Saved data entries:
□ □ □

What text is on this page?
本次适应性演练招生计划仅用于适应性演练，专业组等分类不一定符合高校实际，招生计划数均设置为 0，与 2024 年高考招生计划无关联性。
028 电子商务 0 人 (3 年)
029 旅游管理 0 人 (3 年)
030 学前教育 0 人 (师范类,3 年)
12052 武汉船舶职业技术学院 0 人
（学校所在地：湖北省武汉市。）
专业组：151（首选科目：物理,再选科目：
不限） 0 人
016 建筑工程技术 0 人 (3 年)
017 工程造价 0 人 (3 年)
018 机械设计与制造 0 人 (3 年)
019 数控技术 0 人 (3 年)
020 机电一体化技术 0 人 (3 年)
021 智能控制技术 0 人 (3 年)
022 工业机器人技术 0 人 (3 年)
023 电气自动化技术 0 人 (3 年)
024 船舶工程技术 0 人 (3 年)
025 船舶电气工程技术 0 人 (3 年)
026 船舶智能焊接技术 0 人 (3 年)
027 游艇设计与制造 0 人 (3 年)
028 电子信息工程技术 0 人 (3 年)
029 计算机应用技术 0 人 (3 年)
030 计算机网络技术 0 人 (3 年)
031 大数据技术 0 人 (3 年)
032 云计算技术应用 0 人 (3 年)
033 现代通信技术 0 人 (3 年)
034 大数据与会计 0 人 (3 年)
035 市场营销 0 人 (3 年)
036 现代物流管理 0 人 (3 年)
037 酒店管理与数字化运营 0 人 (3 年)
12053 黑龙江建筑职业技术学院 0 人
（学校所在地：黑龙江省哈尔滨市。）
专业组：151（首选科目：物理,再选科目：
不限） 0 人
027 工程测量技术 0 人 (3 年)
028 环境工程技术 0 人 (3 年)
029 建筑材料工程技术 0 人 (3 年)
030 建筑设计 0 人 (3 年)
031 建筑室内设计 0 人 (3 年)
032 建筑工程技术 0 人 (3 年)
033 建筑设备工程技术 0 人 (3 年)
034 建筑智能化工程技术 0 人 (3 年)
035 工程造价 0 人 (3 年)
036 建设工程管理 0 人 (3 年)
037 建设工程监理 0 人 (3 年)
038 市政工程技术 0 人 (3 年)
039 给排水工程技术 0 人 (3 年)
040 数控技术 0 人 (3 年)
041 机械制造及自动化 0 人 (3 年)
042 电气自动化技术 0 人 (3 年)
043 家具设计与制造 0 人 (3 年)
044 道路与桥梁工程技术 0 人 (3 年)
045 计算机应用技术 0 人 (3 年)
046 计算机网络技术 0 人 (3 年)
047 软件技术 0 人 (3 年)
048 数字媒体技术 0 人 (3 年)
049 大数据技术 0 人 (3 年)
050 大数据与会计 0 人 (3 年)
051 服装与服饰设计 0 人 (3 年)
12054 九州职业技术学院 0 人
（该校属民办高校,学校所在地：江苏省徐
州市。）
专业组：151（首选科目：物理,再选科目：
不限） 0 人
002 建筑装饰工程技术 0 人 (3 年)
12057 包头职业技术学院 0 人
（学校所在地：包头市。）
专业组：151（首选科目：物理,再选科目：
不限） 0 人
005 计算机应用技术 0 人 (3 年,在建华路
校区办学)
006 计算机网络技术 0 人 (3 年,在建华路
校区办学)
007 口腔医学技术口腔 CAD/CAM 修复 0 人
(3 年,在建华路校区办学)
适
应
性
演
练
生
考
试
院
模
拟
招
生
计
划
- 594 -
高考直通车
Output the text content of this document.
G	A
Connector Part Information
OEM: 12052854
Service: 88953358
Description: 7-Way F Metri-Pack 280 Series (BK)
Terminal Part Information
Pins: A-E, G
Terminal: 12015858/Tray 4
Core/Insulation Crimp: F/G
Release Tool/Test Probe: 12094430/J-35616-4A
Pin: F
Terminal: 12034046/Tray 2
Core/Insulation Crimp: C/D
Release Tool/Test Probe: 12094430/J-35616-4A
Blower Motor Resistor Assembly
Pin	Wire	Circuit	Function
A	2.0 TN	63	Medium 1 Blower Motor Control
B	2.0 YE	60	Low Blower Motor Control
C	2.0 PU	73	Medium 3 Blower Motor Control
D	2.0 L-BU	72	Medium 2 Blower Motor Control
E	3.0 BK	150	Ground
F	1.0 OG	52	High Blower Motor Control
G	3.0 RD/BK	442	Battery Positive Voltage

□ □ □

GIVEN TASK
Copy every line from the records above that contains the word "Terminal".

RESPONSE TO THIS TASK
Terminal Part Information
Terminal: 12015858/Tray 4
Terminal: 12034046/Tray 2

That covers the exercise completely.